La serie de capacitación sobre liderazgo familiar me dio una nueva perspectiva. Aprendí a no aceptar simplemente las “excepciones” en nuestro caso, sino a insistir en cambios sistémicos que beneficiarán a quienes vinieran después. También aprendí a ver más allá de las limitaciones de mi hija. Mi hija era mucho más que sus discapacidades. A pesar de enfrentar importantes desafíos de audición, visión, movilidad y comunicación, se convirtió en una defensora talentosa de sí misma. Ella “rodó” por los pasillos del Capitolio, testificando con éxito con la ayuda de sus hermanos y un dispositivo de comunicación. Algunas de sus acciones de defensa más poderosas no surgieron de las palabras, sino de vivir plenamente en público, mostrando a las personas lo que podía hacer, no lo que no podía”. – Alaine Hinds, egresada de Liderazgo Familiar en Sordoceguera de Texas, Clase Inaugural de 2005

Clase inaugural de Liderazgo Familiar en Sordoceguera de Texas Caption: Los 13 miembros inaugurales de la Serie de Liderazgo Familiar en Sordoceguera de Texas se reunieron para conectar, aprender y liderar, sentando las bases para futuras generaciones de familias empoderadas.
Juntas, estas reflexiones nos recuerdan que cuando se apoya a las familias para que lideren, no solo se transforman sus propios recorridos, sino que también amplían el camino para todos los que vienen detrás. Este es el corazón de la Prioridad 8: amplificar las voces diversas de las familias, la inclusión y el liderazgo en todos los niveles.

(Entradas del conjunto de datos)
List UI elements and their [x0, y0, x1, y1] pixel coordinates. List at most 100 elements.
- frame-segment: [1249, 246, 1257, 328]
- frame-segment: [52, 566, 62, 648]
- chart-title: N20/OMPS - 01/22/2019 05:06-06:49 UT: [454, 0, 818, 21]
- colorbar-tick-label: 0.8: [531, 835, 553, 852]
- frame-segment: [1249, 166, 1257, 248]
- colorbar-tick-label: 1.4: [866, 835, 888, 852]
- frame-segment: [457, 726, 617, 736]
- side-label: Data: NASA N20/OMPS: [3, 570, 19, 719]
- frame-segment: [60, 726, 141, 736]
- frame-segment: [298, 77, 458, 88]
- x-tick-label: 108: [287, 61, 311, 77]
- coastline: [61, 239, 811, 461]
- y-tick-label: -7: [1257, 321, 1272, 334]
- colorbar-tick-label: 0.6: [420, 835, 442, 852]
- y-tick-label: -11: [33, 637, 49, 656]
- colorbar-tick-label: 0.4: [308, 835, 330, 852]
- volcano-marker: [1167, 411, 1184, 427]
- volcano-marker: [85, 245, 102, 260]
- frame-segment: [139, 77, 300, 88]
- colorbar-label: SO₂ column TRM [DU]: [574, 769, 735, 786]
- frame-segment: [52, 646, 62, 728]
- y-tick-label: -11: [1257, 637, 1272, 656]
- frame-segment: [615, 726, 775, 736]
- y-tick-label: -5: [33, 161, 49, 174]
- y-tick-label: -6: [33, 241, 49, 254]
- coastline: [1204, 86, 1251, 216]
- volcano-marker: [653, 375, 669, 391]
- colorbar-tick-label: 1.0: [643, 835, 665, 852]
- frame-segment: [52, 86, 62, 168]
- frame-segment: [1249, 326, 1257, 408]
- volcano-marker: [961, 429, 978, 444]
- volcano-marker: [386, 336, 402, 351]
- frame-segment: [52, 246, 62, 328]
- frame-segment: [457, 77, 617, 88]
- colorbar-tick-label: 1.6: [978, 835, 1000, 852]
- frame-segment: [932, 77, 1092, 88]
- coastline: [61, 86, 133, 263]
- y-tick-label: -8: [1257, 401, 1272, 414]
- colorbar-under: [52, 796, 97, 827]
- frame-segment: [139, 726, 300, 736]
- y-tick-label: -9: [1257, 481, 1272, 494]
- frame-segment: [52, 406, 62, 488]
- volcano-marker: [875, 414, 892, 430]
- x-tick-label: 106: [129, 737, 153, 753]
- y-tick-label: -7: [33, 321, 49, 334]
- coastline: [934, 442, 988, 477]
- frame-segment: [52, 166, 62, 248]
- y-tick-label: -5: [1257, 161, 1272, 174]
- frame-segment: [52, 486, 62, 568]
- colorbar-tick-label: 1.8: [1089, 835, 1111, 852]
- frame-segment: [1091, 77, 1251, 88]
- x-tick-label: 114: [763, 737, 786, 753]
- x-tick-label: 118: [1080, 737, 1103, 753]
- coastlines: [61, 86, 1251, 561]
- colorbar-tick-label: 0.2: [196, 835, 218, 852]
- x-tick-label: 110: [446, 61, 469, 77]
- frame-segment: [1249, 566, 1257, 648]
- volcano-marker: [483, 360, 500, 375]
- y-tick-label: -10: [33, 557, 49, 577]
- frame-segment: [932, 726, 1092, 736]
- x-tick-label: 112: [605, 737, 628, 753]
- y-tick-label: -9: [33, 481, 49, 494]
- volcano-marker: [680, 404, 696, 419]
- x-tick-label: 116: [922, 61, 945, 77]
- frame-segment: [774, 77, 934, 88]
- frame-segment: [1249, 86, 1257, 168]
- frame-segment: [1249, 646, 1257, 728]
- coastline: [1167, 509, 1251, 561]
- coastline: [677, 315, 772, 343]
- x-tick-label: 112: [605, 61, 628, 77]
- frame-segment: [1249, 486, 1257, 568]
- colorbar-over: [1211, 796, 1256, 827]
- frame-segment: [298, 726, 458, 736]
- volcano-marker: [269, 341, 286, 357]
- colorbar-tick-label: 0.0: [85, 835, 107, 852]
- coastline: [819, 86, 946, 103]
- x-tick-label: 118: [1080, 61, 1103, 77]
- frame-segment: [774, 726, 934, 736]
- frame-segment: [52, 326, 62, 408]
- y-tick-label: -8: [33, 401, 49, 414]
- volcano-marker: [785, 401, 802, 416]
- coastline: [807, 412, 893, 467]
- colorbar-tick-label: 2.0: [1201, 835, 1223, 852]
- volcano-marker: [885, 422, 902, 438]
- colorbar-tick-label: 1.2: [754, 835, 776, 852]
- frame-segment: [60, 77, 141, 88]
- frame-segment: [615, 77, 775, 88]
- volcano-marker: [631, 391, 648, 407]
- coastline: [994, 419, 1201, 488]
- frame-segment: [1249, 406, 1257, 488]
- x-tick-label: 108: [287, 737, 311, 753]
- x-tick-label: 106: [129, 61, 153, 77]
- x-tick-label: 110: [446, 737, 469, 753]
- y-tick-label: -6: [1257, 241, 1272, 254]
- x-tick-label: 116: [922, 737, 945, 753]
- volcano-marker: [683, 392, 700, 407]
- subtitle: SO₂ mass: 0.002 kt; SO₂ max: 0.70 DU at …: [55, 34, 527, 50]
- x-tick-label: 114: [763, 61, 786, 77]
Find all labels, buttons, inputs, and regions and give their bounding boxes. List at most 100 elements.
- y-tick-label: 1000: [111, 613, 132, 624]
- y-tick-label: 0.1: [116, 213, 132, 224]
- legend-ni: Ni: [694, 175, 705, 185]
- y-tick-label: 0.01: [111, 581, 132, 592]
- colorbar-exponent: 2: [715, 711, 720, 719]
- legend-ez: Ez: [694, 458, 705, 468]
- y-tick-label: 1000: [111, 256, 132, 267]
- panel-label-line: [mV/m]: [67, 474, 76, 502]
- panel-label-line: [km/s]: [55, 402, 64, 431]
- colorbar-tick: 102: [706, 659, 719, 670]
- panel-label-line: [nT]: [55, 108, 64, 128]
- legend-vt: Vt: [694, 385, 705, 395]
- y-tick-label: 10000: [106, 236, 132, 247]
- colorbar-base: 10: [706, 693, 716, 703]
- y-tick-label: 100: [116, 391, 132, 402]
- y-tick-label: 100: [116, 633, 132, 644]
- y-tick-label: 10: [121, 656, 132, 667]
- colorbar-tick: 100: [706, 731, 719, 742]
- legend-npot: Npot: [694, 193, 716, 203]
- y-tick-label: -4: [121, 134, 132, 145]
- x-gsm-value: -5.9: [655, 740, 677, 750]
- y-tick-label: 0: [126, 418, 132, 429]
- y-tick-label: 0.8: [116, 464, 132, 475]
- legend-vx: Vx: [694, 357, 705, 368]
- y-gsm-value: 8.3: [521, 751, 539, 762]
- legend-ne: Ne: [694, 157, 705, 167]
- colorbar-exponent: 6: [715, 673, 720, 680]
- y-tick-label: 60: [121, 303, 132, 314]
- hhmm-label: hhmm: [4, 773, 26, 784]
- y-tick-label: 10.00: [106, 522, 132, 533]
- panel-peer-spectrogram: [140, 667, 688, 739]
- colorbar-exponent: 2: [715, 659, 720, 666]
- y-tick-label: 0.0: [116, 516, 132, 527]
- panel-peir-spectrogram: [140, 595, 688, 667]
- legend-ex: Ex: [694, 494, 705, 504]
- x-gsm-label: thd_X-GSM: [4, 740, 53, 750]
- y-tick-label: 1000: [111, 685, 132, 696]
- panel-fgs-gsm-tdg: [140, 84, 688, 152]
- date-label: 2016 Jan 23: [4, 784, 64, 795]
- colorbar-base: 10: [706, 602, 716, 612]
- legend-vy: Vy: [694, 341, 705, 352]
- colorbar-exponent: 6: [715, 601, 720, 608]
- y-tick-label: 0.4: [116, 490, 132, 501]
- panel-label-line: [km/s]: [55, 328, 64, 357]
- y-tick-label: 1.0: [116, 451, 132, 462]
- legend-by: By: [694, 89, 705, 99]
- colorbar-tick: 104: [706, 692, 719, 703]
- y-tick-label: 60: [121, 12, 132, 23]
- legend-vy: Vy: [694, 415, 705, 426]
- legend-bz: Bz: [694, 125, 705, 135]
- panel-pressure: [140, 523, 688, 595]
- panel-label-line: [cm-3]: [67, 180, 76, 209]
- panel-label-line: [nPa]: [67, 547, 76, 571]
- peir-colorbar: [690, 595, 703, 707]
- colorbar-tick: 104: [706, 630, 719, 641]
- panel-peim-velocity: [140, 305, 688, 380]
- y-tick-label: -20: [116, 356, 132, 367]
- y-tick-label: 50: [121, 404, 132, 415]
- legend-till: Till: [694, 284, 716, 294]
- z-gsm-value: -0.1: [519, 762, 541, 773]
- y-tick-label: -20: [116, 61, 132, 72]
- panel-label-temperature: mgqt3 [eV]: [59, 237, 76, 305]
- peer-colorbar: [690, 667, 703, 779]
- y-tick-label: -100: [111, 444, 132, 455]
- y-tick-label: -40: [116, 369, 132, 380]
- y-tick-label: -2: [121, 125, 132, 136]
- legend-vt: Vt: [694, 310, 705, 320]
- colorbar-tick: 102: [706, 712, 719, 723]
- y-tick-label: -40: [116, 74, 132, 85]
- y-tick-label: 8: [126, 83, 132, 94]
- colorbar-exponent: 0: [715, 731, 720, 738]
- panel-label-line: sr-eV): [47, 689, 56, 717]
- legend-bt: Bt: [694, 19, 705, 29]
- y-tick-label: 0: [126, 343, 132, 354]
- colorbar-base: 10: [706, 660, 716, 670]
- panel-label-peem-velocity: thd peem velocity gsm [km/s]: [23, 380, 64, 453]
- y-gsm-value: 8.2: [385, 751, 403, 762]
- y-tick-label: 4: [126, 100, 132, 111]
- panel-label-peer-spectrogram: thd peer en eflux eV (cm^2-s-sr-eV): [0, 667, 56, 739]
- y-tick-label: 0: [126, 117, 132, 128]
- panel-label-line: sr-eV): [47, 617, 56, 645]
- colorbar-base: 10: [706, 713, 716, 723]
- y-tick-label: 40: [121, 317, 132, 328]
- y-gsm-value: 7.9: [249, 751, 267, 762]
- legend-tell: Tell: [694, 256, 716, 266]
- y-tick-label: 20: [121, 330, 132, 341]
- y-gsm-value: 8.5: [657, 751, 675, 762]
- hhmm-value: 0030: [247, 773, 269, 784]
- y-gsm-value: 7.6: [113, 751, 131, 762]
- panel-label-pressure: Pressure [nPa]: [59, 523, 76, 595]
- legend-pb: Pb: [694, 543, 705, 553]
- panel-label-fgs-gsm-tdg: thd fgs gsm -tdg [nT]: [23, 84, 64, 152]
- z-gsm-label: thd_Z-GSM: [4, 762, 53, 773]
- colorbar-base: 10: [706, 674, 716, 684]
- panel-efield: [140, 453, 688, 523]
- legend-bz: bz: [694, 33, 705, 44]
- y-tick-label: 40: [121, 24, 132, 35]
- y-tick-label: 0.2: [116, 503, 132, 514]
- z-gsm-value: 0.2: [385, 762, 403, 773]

◆ **EJERCICIOS**:
1. En el texto sobre liderazgo familiar, ¿con qué ayuda testificó la hija en el Capitolio?
2. Resume en una lista breve el párrafo del texto sobre liderazgo familiar que empieza con "Juntas, estas reflexiones".
3. Continúa el texto sobre liderazgo familiar a partir de su última oración.
Los datos no guardan relación con el texto.

◆ **RESPUESTAS**:
1. Con la ayuda de sus hermanos y un dispositivo de comunicación.

2.
- Apoyar a las familias para que lideren transforma sus propios recorridos.
- También amplía el camino para quienes vienen detrás.
- Esto es el centro de la Prioridad 8: amplificar las voces diversas de las familias, la inclusión y el liderazgo en todos los niveles.

3.
La llamada a la acción es clara: los caminos hacia el liderazgo familiar no se construyen por accidente, sino que se crean cuando cada uno de nosotros deja señales para que otros las sigan.
Para las familias: Elija su camino con valentía e intención: cada paso que dé fomentará la resiliencia en su familia y fortalecerá a la comunidad en general. Su voz y su historia iluminan el camino para los demás.
Para las organizaciones familiares: Promueva caminos claros hacia el liderazgo, colaborando con familias y profesionales para transformar la experiencia vivida en acción colectiva y en un cambio sistémico duradero.
Para profesionales y proyectos estatales: Co-cree caminos inclusivos de liderazgo familiar, elevando la experiencia y el conocimiento de las familias y asegurando que cada voz, especialmente aquellas que con demasiada frecuencia no se escuchan, esté incluida para orientar las decisiones y generar un impacto duradero.
Cuando invertimos en el liderazgo familiar, las voces, las experiencias y la sabiduría de las familias no sólo son escuchadas, ayudan a despejar el camino y a guiar el rumbo hacia adelante. El recorrido del liderazgo familiar no se transita en soledad, se construye en conjunto. Sume su voz, su historia, su mapa. Juntos, podemos co-crear caminos nacionales de liderazgo familiar que las futuras generaciones recorrerán con fortaleza y confianza.